Set exercise:
Go through the entries below and collect each line with the string "every" in it.

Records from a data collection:
● ● ● ● ●

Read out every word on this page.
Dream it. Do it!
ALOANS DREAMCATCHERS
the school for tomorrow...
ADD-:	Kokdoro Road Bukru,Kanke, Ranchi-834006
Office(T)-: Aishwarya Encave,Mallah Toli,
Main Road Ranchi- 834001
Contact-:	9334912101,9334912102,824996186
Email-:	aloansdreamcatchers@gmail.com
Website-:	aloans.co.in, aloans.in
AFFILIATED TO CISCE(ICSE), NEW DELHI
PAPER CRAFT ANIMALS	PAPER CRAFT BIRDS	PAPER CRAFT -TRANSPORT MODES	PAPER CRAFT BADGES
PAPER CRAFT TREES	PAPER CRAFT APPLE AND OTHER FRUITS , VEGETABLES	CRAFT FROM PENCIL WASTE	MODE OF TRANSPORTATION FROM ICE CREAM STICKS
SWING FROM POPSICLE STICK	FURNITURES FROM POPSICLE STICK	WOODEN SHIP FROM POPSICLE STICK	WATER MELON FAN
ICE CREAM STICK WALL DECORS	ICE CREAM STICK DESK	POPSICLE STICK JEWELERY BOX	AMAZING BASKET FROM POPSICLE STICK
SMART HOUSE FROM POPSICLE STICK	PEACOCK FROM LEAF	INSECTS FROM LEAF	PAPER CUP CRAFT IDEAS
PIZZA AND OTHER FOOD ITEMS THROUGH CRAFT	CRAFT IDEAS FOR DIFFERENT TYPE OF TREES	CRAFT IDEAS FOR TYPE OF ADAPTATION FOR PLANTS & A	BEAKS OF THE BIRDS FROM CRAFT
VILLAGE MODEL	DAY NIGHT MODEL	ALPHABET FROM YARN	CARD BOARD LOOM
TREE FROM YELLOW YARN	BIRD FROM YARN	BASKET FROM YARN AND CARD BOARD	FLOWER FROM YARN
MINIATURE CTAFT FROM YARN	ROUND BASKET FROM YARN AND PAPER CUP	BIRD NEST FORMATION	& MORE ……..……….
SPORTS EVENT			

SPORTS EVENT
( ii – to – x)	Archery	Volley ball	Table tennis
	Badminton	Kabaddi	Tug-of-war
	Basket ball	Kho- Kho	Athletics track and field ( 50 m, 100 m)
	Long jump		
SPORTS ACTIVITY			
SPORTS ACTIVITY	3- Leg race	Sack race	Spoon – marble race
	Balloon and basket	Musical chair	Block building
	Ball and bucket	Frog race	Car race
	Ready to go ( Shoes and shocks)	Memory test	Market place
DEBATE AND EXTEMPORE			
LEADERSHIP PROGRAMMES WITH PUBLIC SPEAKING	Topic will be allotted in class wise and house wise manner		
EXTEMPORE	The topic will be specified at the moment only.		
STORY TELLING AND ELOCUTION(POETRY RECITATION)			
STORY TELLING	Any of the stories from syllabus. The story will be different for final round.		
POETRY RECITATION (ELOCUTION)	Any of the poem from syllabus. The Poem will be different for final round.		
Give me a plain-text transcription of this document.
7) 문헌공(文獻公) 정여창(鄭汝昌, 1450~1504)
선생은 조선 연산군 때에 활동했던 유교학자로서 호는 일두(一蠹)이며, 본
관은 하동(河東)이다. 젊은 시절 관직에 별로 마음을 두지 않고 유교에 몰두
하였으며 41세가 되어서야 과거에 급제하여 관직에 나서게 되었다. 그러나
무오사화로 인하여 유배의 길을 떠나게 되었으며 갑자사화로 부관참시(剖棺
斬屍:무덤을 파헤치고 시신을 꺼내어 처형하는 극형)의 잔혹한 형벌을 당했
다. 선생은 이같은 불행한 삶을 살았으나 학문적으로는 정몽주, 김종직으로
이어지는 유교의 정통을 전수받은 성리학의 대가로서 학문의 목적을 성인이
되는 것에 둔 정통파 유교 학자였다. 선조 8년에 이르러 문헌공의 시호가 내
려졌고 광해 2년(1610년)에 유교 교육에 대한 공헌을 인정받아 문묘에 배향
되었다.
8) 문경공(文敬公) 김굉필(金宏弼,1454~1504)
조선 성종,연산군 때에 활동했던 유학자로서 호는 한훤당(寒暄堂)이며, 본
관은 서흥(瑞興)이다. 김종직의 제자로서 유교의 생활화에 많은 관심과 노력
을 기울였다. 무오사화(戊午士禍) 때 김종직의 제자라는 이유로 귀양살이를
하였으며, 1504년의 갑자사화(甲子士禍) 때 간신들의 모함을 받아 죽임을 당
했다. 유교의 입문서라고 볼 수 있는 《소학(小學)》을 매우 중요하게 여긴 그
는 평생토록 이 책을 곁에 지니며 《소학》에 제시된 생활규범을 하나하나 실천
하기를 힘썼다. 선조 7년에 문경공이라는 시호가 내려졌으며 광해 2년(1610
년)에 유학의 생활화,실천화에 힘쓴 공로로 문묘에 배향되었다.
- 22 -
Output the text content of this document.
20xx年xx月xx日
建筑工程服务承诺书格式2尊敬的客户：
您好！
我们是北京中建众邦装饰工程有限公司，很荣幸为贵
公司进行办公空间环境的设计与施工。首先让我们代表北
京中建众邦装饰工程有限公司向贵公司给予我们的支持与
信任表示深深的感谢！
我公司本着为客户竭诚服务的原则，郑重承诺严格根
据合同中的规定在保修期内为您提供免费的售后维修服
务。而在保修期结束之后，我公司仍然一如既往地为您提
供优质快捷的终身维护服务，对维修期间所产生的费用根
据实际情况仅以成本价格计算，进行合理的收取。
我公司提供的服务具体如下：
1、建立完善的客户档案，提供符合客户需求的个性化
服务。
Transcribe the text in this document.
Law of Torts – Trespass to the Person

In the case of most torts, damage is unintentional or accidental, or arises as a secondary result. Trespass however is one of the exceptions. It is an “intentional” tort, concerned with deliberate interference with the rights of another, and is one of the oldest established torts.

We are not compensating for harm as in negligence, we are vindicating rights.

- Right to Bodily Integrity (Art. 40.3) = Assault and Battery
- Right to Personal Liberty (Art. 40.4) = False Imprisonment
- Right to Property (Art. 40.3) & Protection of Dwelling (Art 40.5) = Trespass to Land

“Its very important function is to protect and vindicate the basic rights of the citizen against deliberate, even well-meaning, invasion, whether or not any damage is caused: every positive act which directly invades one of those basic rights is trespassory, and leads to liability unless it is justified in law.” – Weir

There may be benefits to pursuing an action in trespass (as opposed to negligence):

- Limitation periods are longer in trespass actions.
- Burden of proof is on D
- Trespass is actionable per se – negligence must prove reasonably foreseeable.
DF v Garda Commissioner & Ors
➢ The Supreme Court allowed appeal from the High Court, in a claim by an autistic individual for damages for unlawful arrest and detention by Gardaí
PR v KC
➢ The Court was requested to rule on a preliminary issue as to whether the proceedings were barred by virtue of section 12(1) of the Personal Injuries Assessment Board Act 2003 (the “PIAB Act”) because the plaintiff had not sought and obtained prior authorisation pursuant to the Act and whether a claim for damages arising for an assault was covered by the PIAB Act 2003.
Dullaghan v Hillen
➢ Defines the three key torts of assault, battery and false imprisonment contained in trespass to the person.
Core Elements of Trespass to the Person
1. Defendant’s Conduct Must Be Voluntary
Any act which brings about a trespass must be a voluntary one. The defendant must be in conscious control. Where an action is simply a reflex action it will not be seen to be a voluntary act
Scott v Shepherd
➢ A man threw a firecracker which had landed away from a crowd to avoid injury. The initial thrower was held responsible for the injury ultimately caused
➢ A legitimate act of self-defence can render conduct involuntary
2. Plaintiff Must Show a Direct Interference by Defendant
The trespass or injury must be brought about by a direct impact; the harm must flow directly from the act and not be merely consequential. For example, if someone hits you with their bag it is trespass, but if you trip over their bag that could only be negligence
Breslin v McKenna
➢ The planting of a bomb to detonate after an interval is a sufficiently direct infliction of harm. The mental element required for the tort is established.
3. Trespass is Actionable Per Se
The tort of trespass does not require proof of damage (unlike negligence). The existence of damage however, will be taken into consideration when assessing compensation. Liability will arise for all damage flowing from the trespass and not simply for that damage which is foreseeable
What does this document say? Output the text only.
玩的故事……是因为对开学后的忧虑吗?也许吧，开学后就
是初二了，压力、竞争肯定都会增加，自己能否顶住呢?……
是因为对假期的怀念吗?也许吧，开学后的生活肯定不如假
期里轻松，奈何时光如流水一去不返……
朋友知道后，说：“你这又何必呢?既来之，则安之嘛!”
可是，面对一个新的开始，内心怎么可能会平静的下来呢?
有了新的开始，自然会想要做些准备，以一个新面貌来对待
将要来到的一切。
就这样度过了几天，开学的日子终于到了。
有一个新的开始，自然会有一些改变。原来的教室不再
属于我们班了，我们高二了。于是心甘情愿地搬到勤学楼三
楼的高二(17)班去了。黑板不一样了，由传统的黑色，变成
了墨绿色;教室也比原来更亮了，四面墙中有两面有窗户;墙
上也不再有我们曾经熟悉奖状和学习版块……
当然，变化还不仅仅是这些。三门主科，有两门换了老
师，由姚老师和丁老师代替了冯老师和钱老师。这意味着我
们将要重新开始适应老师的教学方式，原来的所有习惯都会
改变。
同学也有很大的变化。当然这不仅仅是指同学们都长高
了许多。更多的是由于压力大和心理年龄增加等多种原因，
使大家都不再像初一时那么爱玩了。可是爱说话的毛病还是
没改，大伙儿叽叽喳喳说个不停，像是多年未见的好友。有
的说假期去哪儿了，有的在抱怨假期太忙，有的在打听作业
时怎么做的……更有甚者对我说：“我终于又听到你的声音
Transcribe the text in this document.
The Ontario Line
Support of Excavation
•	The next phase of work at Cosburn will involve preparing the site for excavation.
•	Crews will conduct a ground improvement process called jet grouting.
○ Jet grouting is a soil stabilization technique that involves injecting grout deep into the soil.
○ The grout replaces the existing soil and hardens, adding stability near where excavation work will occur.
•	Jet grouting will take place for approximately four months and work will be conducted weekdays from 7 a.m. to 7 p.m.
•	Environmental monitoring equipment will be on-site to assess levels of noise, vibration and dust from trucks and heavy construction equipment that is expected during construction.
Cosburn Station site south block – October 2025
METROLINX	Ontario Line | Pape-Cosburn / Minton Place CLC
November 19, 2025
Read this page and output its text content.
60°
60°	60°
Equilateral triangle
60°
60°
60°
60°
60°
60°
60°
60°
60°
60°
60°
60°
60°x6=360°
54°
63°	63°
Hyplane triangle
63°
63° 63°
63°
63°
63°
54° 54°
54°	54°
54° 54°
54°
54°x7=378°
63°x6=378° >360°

● ● ● ● ●

Output for this task:
Read out every word on this page.
“Its very important function is to protect and vindicate the basic rights of the citizen against deliberate, even well-meaning, invasion, whether or not any damage is caused: every positive act which directly invades one of those basic rights is trespassory, and leads to liability unless it is justified in law.” – Weir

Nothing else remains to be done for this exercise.